* **REQUEST**:
Exact reproduction of the data is required, with images excluded.

— START ROWS —

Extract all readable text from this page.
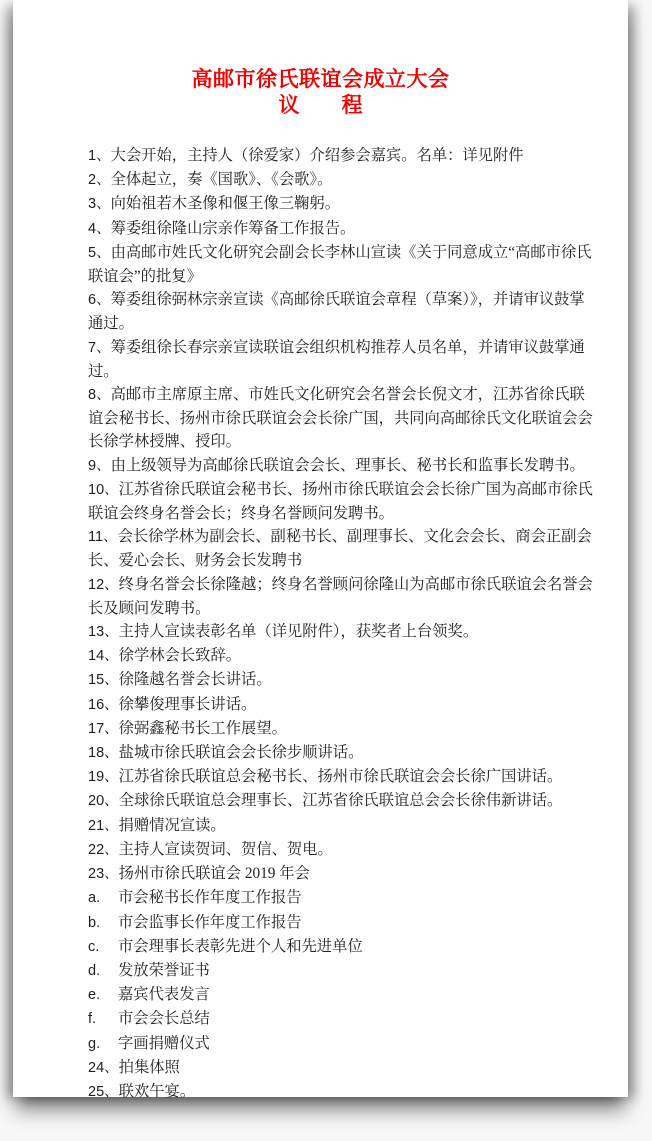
高邮市徐氏联谊会成立大会
议　　程

1、大会开始，主持人（徐爱家）介绍参会嘉宾。名单：详见附件

2、全体起立，奏《国歌》、《会歌》。

3、向始祖若木圣像和偃王像三鞠躬。

4、筹委组徐隆山宗亲作筹备工作报告。

5、由高邮市姓氏文化研究会副会长李林山宣读《关于同意成立“高邮市徐氏联谊会”的批复》

6、筹委组徐弼林宗亲宣读《高邮徐氏联谊会章程（草案）》，并请审议鼓掌通过。

7、筹委组徐长春宗亲宣读联谊会组织机构推荐人员名单，并请审议鼓掌通过。

8、高邮市主席原主席、市姓氏文化研究会名誉会长倪文才，江苏省徐氏联谊会秘书长、扬州市徐氏联谊会会长徐广国，共同向高邮徐氏文化联谊会会长徐学林授牌、授印。

9、由上级领导为高邮徐氏联谊会会长、理事长、秘书长和监事长发聘书。

10、江苏省徐氏联谊会秘书长、扬州市徐氏联谊会会长徐广国为高邮市徐氏联谊会终身名誉会长；终身名誉顾问发聘书。

11、会长徐学林为副会长、副秘书长、副理事长、文化会会长、商会正副会长、爱心会长、财务会长发聘书

12、终身名誉会长徐隆越；终身名誉顾问徐隆山为高邮市徐氏联谊会名誉会长及顾问发聘书。

13、主持人宣读表彰名单（详见附件），获奖者上台领奖。

14、徐学林会长致辞。

15、徐隆越名誉会长讲话。

16、徐攀俊理事长讲话。

17、徐弼鑫秘书长工作展望。

18、盐城市徐氏联谊会会长徐步顺讲话。

19、江苏省徐氏联谊总会秘书长、扬州市徐氏联谊会会长徐广国讲话。

20、全球徐氏联谊总会理事长、江苏省徐氏联谊总会会长徐伟新讲话。

21、捐赠情况宣读。

22、主持人宣读贺词、贺信、贺电。

23、扬州市徐氏联谊会 2019 年会

a. 市会秘书长作年度工作报告

b. 市会监事长作年度工作报告

c. 市会理事长表彰先进个人和先进单位

d. 发放荣誉证书

e. 嘉宾代表发言

f. 市会会长总结

g. 字画捐赠仪式

24、拍集体照

25、联欢午宴。
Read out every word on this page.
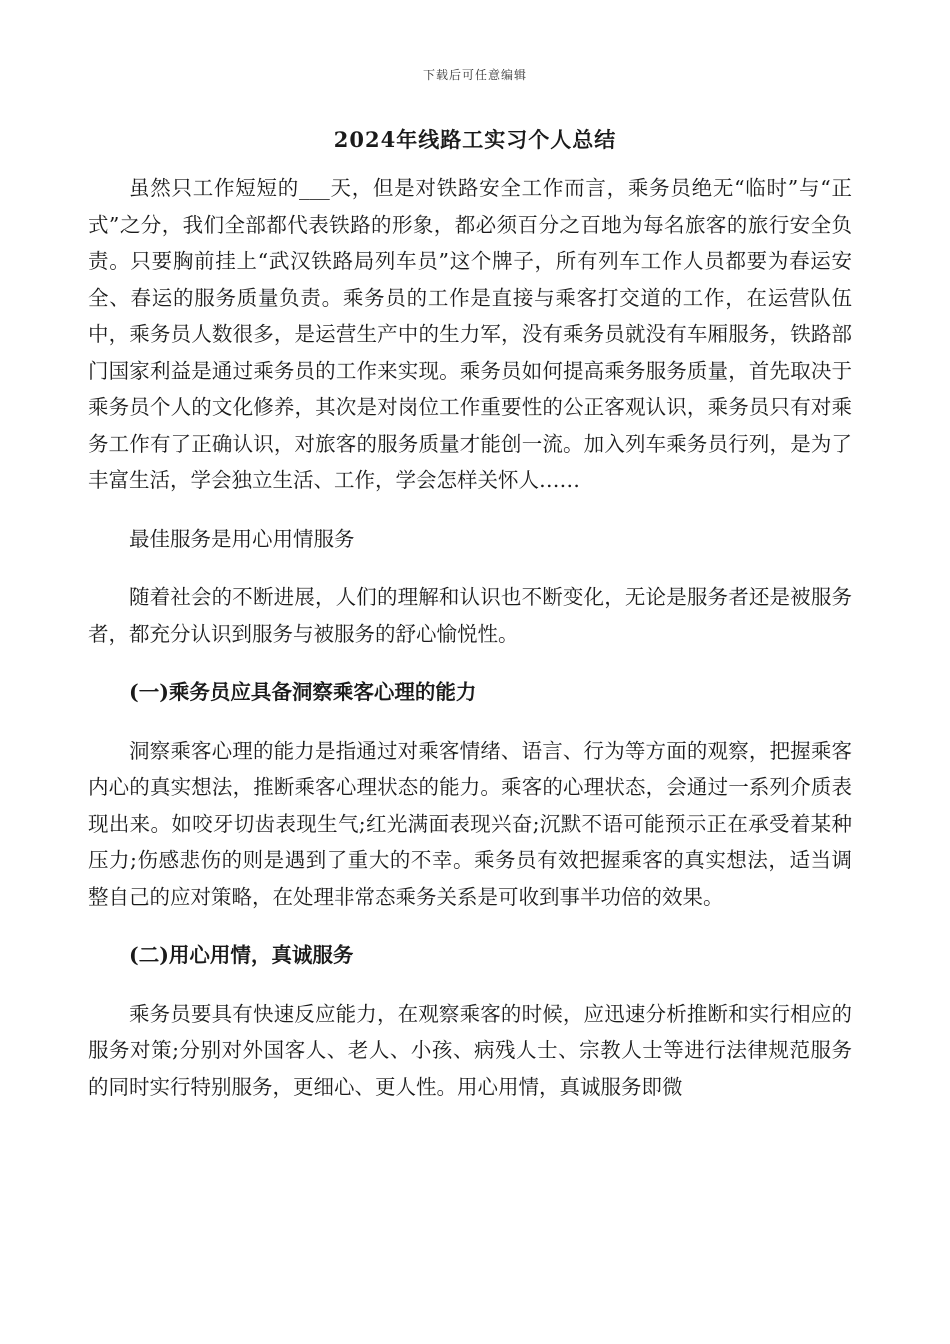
下载后可任意编辑
2024年线路工实习个人总结

虽然只工作短短的___天，但是对铁路安全工作而言，乘务员绝无“临时”与“正式”之分，我们全部都代表铁路的形象，都必须百分之百地为每名旅客的旅行安全负责。只要胸前挂上“武汉铁路局列车员”这个牌子，所有列车工作人员都要为春运安全、春运的服务质量负责。乘务员的工作是直接与乘客打交道的工作，在运营队伍中，乘务员人数很多，是运营生产中的生力军，没有乘务员就没有车厢服务，铁路部门国家利益是通过乘务员的工作来实现。乘务员如何提高乘务服务质量，首先取决于乘务员个人的文化修养，其次是对岗位工作重要性的公正客观认识，乘务员只有对乘务工作有了正确认识，对旅客的服务质量才能创一流。加入列车乘务员行列，是为了丰富生活，学会独立生活、工作，学会怎样关怀人……

最佳服务是用心用情服务

随着社会的不断进展，人们的理解和认识也不断变化，无论是服务者还是被服务者，都充分认识到服务与被服务的舒心愉悦性。

(一)乘务员应具备洞察乘客心理的能力

洞察乘客心理的能力是指通过对乘客情绪、语言、行为等方面的观察，把握乘客内心的真实想法，推断乘客心理状态的能力。乘客的心理状态，会通过一系列介质表现出来。如咬牙切齿表现生气;红光满面表现兴奋;沉默不语可能预示正在承受着某种压力;伤感悲伤的则是遇到了重大的不幸。乘务员有效把握乘客的真实想法，适当调整自己的应对策略，在处理非常态乘务关系是可收到事半功倍的效果。

(二)用心用情，真诚服务

乘务员要具有快速反应能力，在观察乘客的时候，应迅速分析推断和实行相应的服务对策;分别对外国客人、老人、小孩、病残人士、宗教人士等进行法律规范服务的同时实行特别服务，更细心、更人性。用心用情，真诚服务即微
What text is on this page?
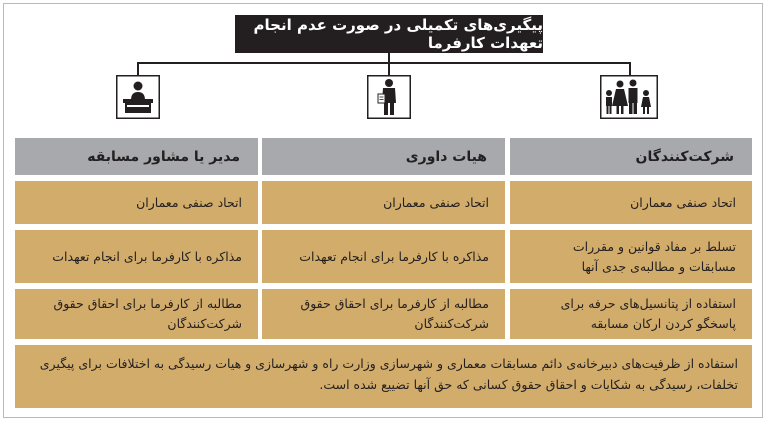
پیگیری‌های تکمیلی در صورت عدم انجام تعهدات کارفرما
شرکت‌کنندگان
هیات داوری
مدیر یا مشاور مسابقه
اتحاد صنفی معماران
تسلط بر مفاد قوانین و مقررات مسابقات و مطالبه‌ی جدی آنها
استفاده از پتانسیل‌های حرفه برای پاسخگو کردن ارکان مسابقه
اتحاد صنفی معماران
مذاکره با کارفرما برای انجام تعهدات
مطالبه از کارفرما برای احقاق حقوق شرکت‌کنندگان
اتحاد صنفی معماران
مذاکره با کارفرما برای انجام تعهدات
مطالبه از کارفرما برای احقاق حقوق شرکت‌کنندگان
استفاده از ظرفیت‌های دبیرخانه‌ی دائم مسابقات معماری و شهرسازی وزارت راه و شهرسازی و هیات رسیدگی به اختلافات برای پیگیری تخلفات، رسیدگی به شکایات و احقاق حقوق کسانی که حق آنها تضییع شده است.
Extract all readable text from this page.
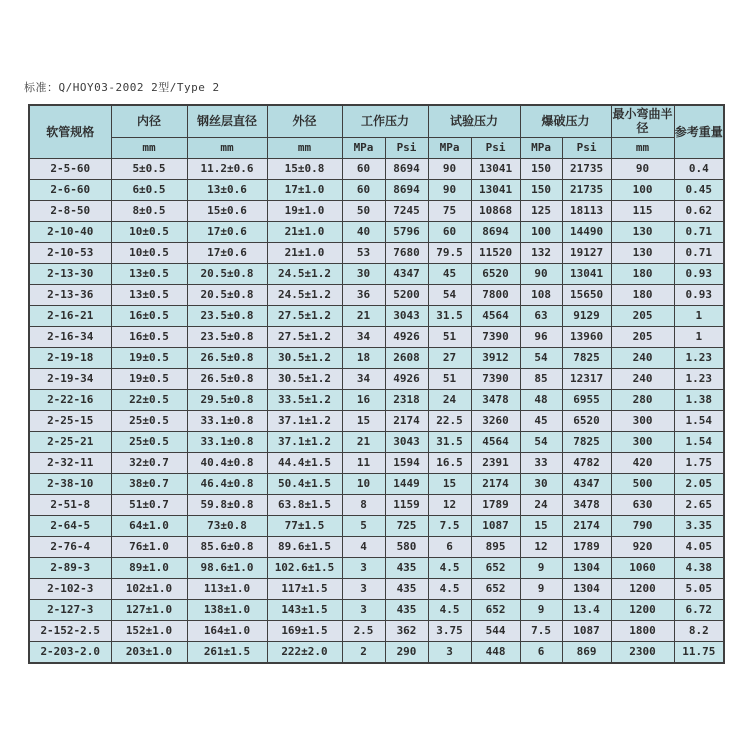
标准：Q/HOY03-2002 2型/Type 2
软管规格	内径	钢丝层直径	外径	工作压力		试验压力		爆破压力		最小弯曲半径	参考重量
	mm	mm	mm	MPa	Psi	MPa	Psi	MPa	Psi	mm	
2-5-60	5±0.5	11.2±0.6	15±0.8	60	8694	90	13041	150	21735	90	0.4
2-6-60	6±0.5	13±0.6	17±1.0	60	8694	90	13041	150	21735	100	0.45
2-8-50	8±0.5	15±0.6	19±1.0	50	7245	75	10868	125	18113	115	0.62
2-10-40	10±0.5	17±0.6	21±1.0	40	5796	60	8694	100	14490	130	0.71
2-10-53	10±0.5	17±0.6	21±1.0	53	7680	79.5	11520	132	19127	130	0.71
2-13-30	13±0.5	20.5±0.8	24.5±1.2	30	4347	45	6520	90	13041	180	0.93
2-13-36	13±0.5	20.5±0.8	24.5±1.2	36	5200	54	7800	108	15650	180	0.93
2-16-21	16±0.5	23.5±0.8	27.5±1.2	21	3043	31.5	4564	63	9129	205	1
2-16-34	16±0.5	23.5±0.8	27.5±1.2	34	4926	51	7390	96	13960	205	1
2-19-18	19±0.5	26.5±0.8	30.5±1.2	18	2608	27	3912	54	7825	240	1.23
2-19-34	19±0.5	26.5±0.8	30.5±1.2	34	4926	51	7390	85	12317	240	1.23
2-22-16	22±0.5	29.5±0.8	33.5±1.2	16	2318	24	3478	48	6955	280	1.38
2-25-15	25±0.5	33.1±0.8	37.1±1.2	15	2174	22.5	3260	45	6520	300	1.54
2-25-21	25±0.5	33.1±0.8	37.1±1.2	21	3043	31.5	4564	54	7825	300	1.54
2-32-11	32±0.7	40.4±0.8	44.4±1.5	11	1594	16.5	2391	33	4782	420	1.75
2-38-10	38±0.7	46.4±0.8	50.4±1.5	10	1449	15	2174	30	4347	500	2.05
2-51-8	51±0.7	59.8±0.8	63.8±1.5	8	1159	12	1789	24	3478	630	2.65
2-64-5	64±1.0	73±0.8	77±1.5	5	725	7.5	1087	15	2174	790	3.35
2-76-4	76±1.0	85.6±0.8	89.6±1.5	4	580	6	895	12	1789	920	4.05
2-89-3	89±1.0	98.6±1.0	102.6±1.5	3	435	4.5	652	9	1304	1060	4.38
2-102-3	102±1.0	113±1.0	117±1.5	3	435	4.5	652	9	1304	1200	5.05
2-127-3	127±1.0	138±1.0	143±1.5	3	435	4.5	652	9	13.4	1200	6.72
2-152-2.5	152±1.0	164±1.0	169±1.5	2.5	362	3.75	544	7.5	1087	1800	8.2
2-203-2.0	203±1.0	261±1.5	222±2.0	2	290	3	448	6	869	2300	11.75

— END ROWS —

* **WRITTEN ANSWER**:
Extract all readable text from this page.
高邮市徐氏联谊会成立大会
议　　程

1、大会开始，主持人（徐爱家）介绍参会嘉宾。名单：详见附件

2、全体起立，奏《国歌》、《会歌》。

3、向始祖若木圣像和偃王像三鞠躬。

4、筹委组徐隆山宗亲作筹备工作报告。

5、由高邮市姓氏文化研究会副会长李林山宣读《关于同意成立“高邮市徐氏联谊会”的批复》

6、筹委组徐弼林宗亲宣读《高邮徐氏联谊会章程（草案）》，并请审议鼓掌通过。

7、筹委组徐长春宗亲宣读联谊会组织机构推荐人员名单，并请审议鼓掌通过。

8、高邮市主席原主席、市姓氏文化研究会名誉会长倪文才，江苏省徐氏联谊会秘书长、扬州市徐氏联谊会会长徐广国，共同向高邮徐氏文化联谊会会长徐学林授牌、授印。

9、由上级领导为高邮徐氏联谊会会长、理事长、秘书长和监事长发聘书。

10、江苏省徐氏联谊会秘书长、扬州市徐氏联谊会会长徐广国为高邮市徐氏联谊会终身名誉会长；终身名誉顾问发聘书。

11、会长徐学林为副会长、副秘书长、副理事长、文化会会长、商会正副会长、爱心会长、财务会长发聘书

12、终身名誉会长徐隆越；终身名誉顾问徐隆山为高邮市徐氏联谊会名誉会长及顾问发聘书。

13、主持人宣读表彰名单（详见附件），获奖者上台领奖。

14、徐学林会长致辞。

15、徐隆越名誉会长讲话。

16、徐攀俊理事长讲话。

17、徐弼鑫秘书长工作展望。

18、盐城市徐氏联谊会会长徐步顺讲话。

19、江苏省徐氏联谊总会秘书长、扬州市徐氏联谊会会长徐广国讲话。

20、全球徐氏联谊总会理事长、江苏省徐氏联谊总会会长徐伟新讲话。

21、捐赠情况宣读。

22、主持人宣读贺词、贺信、贺电。

23、扬州市徐氏联谊会 2019 年会

a. 市会秘书长作年度工作报告

b. 市会监事长作年度工作报告

c. 市会理事长表彰先进个人和先进单位

d. 发放荣誉证书

e. 嘉宾代表发言

f. 市会会长总结

g. 字画捐赠仪式

24、拍集体照

25、联欢午宴。
Read out every word on this page.
下载后可任意编辑
2024年线路工实习个人总结

虽然只工作短短的___天，但是对铁路安全工作而言，乘务员绝无“临时”与“正式”之分，我们全部都代表铁路的形象，都必须百分之百地为每名旅客的旅行安全负责。只要胸前挂上“武汉铁路局列车员”这个牌子，所有列车工作人员都要为春运安全、春运的服务质量负责。乘务员的工作是直接与乘客打交道的工作，在运营队伍中，乘务员人数很多，是运营生产中的生力军，没有乘务员就没有车厢服务，铁路部门国家利益是通过乘务员的工作来实现。乘务员如何提高乘务服务质量，首先取决于乘务员个人的文化修养，其次是对岗位工作重要性的公正客观认识，乘务员只有对乘务工作有了正确认识，对旅客的服务质量才能创一流。加入列车乘务员行列，是为了丰富生活，学会独立生活、工作，学会怎样关怀人……

最佳服务是用心用情服务

随着社会的不断进展，人们的理解和认识也不断变化，无论是服务者还是被服务者，都充分认识到服务与被服务的舒心愉悦性。

(一)乘务员应具备洞察乘客心理的能力

洞察乘客心理的能力是指通过对乘客情绪、语言、行为等方面的观察，把握乘客内心的真实想法，推断乘客心理状态的能力。乘客的心理状态，会通过一系列介质表现出来。如咬牙切齿表现生气;红光满面表现兴奋;沉默不语可能预示正在承受着某种压力;伤感悲伤的则是遇到了重大的不幸。乘务员有效把握乘客的真实想法，适当调整自己的应对策略，在处理非常态乘务关系是可收到事半功倍的效果。

(二)用心用情，真诚服务

乘务员要具有快速反应能力，在观察乘客的时候，应迅速分析推断和实行相应的服务对策;分别对外国客人、老人、小孩、病残人士、宗教人士等进行法律规范服务的同时实行特别服务，更细心、更人性。用心用情，真诚服务即微
What text is on this page?
پیگیری‌های تکمیلی در صورت عدم انجام تعهدات کارفرما
شرکت‌کنندگان
هیات داوری
مدیر یا مشاور مسابقه
اتحاد صنفی معماران
تسلط بر مفاد قوانین و مقررات مسابقات و مطالبه‌ی جدی آنها
استفاده از پتانسیل‌های حرفه برای پاسخگو کردن ارکان مسابقه
اتحاد صنفی معماران
مذاکره با کارفرما برای انجام تعهدات
مطالبه از کارفرما برای احقاق حقوق شرکت‌کنندگان
اتحاد صنفی معماران
مذاکره با کارفرما برای انجام تعهدات
مطالبه از کارفرما برای احقاق حقوق شرکت‌کنندگان
استفاده از ظرفیت‌های دبیرخانه‌ی دائم مسابقات معماری و شهرسازی وزارت راه و شهرسازی و هیات رسیدگی به اختلافات برای پیگیری تخلفات، رسیدگی به شکایات و احقاق حقوق کسانی که حق آنها تضییع شده است.
Extract all readable text from this page.
标准：Q/HOY03-2002 2型/Type 2
软管规格	内径	钢丝层直径	外径	工作压力		试验压力		爆破压力		最小弯曲半径	参考重量
	mm	mm	mm	MPa	Psi	MPa	Psi	MPa	Psi	mm	
2-5-60	5±0.5	11.2±0.6	15±0.8	60	8694	90	13041	150	21735	90	0.4
2-6-60	6±0.5	13±0.6	17±1.0	60	8694	90	13041	150	21735	100	0.45
2-8-50	8±0.5	15±0.6	19±1.0	50	7245	75	10868	125	18113	115	0.62
2-10-40	10±0.5	17±0.6	21±1.0	40	5796	60	8694	100	14490	130	0.71
2-10-53	10±0.5	17±0.6	21±1.0	53	7680	79.5	11520	132	19127	130	0.71
2-13-30	13±0.5	20.5±0.8	24.5±1.2	30	4347	45	6520	90	13041	180	0.93
2-13-36	13±0.5	20.5±0.8	24.5±1.2	36	5200	54	7800	108	15650	180	0.93
2-16-21	16±0.5	23.5±0.8	27.5±1.2	21	3043	31.5	4564	63	9129	205	1
2-16-34	16±0.5	23.5±0.8	27.5±1.2	34	4926	51	7390	96	13960	205	1
2-19-18	19±0.5	26.5±0.8	30.5±1.2	18	2608	27	3912	54	7825	240	1.23
2-19-34	19±0.5	26.5±0.8	30.5±1.2	34	4926	51	7390	85	12317	240	1.23
2-22-16	22±0.5	29.5±0.8	33.5±1.2	16	2318	24	3478	48	6955	280	1.38
2-25-15	25±0.5	33.1±0.8	37.1±1.2	15	2174	22.5	3260	45	6520	300	1.54
2-25-21	25±0.5	33.1±0.8	37.1±1.2	21	3043	31.5	4564	54	7825	300	1.54
2-32-11	32±0.7	40.4±0.8	44.4±1.5	11	1594	16.5	2391	33	4782	420	1.75
2-38-10	38±0.7	46.4±0.8	50.4±1.5	10	1449	15	2174	30	4347	500	2.05
2-51-8	51±0.7	59.8±0.8	63.8±1.5	8	1159	12	1789	24	3478	630	2.65
2-64-5	64±1.0	73±0.8	77±1.5	5	725	7.5	1087	15	2174	790	3.35
2-76-4	76±1.0	85.6±0.8	89.6±1.5	4	580	6	895	12	1789	920	4.05
2-89-3	89±1.0	98.6±1.0	102.6±1.5	3	435	4.5	652	9	1304	1060	4.38
2-102-3	102±1.0	113±1.0	117±1.5	3	435	4.5	652	9	1304	1200	5.05
2-127-3	127±1.0	138±1.0	143±1.5	3	435	4.5	652	9	13.4	1200	6.72
2-152-2.5	152±1.0	164±1.0	169±1.5	2.5	362	3.75	544	7.5	1087	1800	8.2
2-203-2.0	203±1.0	261±1.5	222±2.0	2	290	3	448	6	869	2300	11.75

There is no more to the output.